======== Data rows ========

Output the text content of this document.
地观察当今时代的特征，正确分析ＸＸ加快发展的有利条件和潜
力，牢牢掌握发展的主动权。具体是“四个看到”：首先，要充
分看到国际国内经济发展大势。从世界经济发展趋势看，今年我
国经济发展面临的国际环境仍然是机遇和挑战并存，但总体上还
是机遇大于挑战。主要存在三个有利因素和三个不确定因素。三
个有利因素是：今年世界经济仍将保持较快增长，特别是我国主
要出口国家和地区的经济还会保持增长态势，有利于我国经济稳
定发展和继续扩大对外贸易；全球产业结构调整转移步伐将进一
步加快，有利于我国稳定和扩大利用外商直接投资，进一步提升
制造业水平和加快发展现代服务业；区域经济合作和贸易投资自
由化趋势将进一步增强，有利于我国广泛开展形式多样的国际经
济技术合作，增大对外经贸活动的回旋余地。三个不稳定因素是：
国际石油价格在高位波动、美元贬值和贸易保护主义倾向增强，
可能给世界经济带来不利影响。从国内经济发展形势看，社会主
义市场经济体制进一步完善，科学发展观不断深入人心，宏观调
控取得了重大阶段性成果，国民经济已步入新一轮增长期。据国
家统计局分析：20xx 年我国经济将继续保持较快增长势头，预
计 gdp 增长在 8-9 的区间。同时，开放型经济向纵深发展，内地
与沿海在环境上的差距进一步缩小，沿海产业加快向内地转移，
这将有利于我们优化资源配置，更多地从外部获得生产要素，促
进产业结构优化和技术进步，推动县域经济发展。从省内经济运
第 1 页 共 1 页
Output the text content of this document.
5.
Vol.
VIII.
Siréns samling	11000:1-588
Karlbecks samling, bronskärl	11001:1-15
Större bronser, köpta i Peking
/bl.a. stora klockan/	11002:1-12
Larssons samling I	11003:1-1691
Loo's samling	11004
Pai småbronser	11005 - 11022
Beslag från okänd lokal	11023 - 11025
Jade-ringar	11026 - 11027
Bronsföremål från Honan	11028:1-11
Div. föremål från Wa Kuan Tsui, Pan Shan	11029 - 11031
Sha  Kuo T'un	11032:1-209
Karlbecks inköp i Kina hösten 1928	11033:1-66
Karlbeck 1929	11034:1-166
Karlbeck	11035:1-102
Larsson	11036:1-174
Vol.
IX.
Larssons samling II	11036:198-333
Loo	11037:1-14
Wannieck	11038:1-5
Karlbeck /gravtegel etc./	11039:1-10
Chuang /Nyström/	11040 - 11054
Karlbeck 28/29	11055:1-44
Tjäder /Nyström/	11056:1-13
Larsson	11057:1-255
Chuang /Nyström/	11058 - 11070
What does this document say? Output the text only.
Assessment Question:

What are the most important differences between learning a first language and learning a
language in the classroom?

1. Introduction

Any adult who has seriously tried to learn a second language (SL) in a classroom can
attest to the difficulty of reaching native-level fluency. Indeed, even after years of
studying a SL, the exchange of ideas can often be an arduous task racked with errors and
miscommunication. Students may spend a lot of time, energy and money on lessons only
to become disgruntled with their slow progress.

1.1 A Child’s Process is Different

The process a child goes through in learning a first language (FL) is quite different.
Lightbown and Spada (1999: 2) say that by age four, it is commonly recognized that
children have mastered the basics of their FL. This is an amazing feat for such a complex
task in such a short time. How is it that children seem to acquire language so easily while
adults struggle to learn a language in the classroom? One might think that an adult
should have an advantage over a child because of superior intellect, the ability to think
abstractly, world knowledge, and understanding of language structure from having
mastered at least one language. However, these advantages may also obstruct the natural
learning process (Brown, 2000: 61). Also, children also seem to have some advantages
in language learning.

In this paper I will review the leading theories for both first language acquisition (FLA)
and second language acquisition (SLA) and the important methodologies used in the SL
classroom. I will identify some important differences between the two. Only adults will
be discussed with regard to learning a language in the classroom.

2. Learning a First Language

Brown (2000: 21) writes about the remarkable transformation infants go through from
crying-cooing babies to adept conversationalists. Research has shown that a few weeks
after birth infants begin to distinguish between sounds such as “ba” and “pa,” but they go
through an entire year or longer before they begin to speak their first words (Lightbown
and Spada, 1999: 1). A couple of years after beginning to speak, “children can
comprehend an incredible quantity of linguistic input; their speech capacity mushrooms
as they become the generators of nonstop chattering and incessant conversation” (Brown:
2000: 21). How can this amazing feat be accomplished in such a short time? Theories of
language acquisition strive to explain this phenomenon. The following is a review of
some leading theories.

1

========

### Task brief
Copy each entry exactly, with nothing added or dropped.

### Complete answer
Output the text content of this document.
地观察当今时代的特征，正确分析ＸＸ加快发展的有利条件和潜
力，牢牢掌握发展的主动权。具体是“四个看到”：首先，要充
分看到国际国内经济发展大势。从世界经济发展趋势看，今年我
国经济发展面临的国际环境仍然是机遇和挑战并存，但总体上还
是机遇大于挑战。主要存在三个有利因素和三个不确定因素。三
个有利因素是：今年世界经济仍将保持较快增长，特别是我国主
要出口国家和地区的经济还会保持增长态势，有利于我国经济稳
定发展和继续扩大对外贸易；全球产业结构调整转移步伐将进一
步加快，有利于我国稳定和扩大利用外商直接投资，进一步提升
制造业水平和加快发展现代服务业；区域经济合作和贸易投资自
由化趋势将进一步增强，有利于我国广泛开展形式多样的国际经
济技术合作，增大对外经贸活动的回旋余地。三个不稳定因素是：
国际石油价格在高位波动、美元贬值和贸易保护主义倾向增强，
可能给世界经济带来不利影响。从国内经济发展形势看，社会主
义市场经济体制进一步完善，科学发展观不断深入人心，宏观调
控取得了重大阶段性成果，国民经济已步入新一轮增长期。据国
家统计局分析：20xx 年我国经济将继续保持较快增长势头，预
计 gdp 增长在 8-9 的区间。同时，开放型经济向纵深发展，内地
与沿海在环境上的差距进一步缩小，沿海产业加快向内地转移，
这将有利于我们优化资源配置，更多地从外部获得生产要素，促
进产业结构优化和技术进步，推动县域经济发展。从省内经济运
第 1 页 共 1 页
Output the text content of this document.
5.
Vol.
VIII.
Siréns samling	11000:1-588
Karlbecks samling, bronskärl	11001:1-15
Större bronser, köpta i Peking
/bl.a. stora klockan/	11002:1-12
Larssons samling I	11003:1-1691
Loo's samling	11004
Pai småbronser	11005 - 11022
Beslag från okänd lokal	11023 - 11025
Jade-ringar	11026 - 11027
Bronsföremål från Honan	11028:1-11
Div. föremål från Wa Kuan Tsui, Pan Shan	11029 - 11031
Sha  Kuo T'un	11032:1-209
Karlbecks inköp i Kina hösten 1928	11033:1-66
Karlbeck 1929	11034:1-166
Karlbeck	11035:1-102
Larsson	11036:1-174
Vol.
IX.
Larssons samling II	11036:198-333
Loo	11037:1-14
Wannieck	11038:1-5
Karlbeck /gravtegel etc./	11039:1-10
Chuang /Nyström/	11040 - 11054
Karlbeck 28/29	11055:1-44
Tjäder /Nyström/	11056:1-13
Larsson	11057:1-255
Chuang /Nyström/	11058 - 11070
What does this document say? Output the text only.
Assessment Question:

What are the most important differences between learning a first language and learning a
language in the classroom?

1. Introduction

Any adult who has seriously tried to learn a second language (SL) in a classroom can
attest to the difficulty of reaching native-level fluency. Indeed, even after years of
studying a SL, the exchange of ideas can often be an arduous task racked with errors and
miscommunication. Students may spend a lot of time, energy and money on lessons only
to become disgruntled with their slow progress.

1.1 A Child’s Process is Different

The process a child goes through in learning a first language (FL) is quite different.
Lightbown and Spada (1999: 2) say that by age four, it is commonly recognized that
children have mastered the basics of their FL. This is an amazing feat for such a complex
task in such a short time. How is it that children seem to acquire language so easily while
adults struggle to learn a language in the classroom? One might think that an adult
should have an advantage over a child because of superior intellect, the ability to think
abstractly, world knowledge, and understanding of language structure from having
mastered at least one language. However, these advantages may also obstruct the natural
learning process (Brown, 2000: 61). Also, children also seem to have some advantages
in language learning.

In this paper I will review the leading theories for both first language acquisition (FLA)
and second language acquisition (SLA) and the important methodologies used in the SL
classroom. I will identify some important differences between the two. Only adults will
be discussed with regard to learning a language in the classroom.

2. Learning a First Language

Brown (2000: 21) writes about the remarkable transformation infants go through from
crying-cooing babies to adept conversationalists. Research has shown that a few weeks
after birth infants begin to distinguish between sounds such as “ba” and “pa,” but they go
through an entire year or longer before they begin to speak their first words (Lightbown
and Spada, 1999: 1). A couple of years after beginning to speak, “children can
comprehend an incredible quantity of linguistic input; their speech capacity mushrooms
as they become the generators of nonstop chattering and incessant conversation” (Brown:
2000: 21). How can this amazing feat be accomplished in such a short time? Theories of
language acquisition strive to explain this phenomenon. The following is a review of
some leading theories.

1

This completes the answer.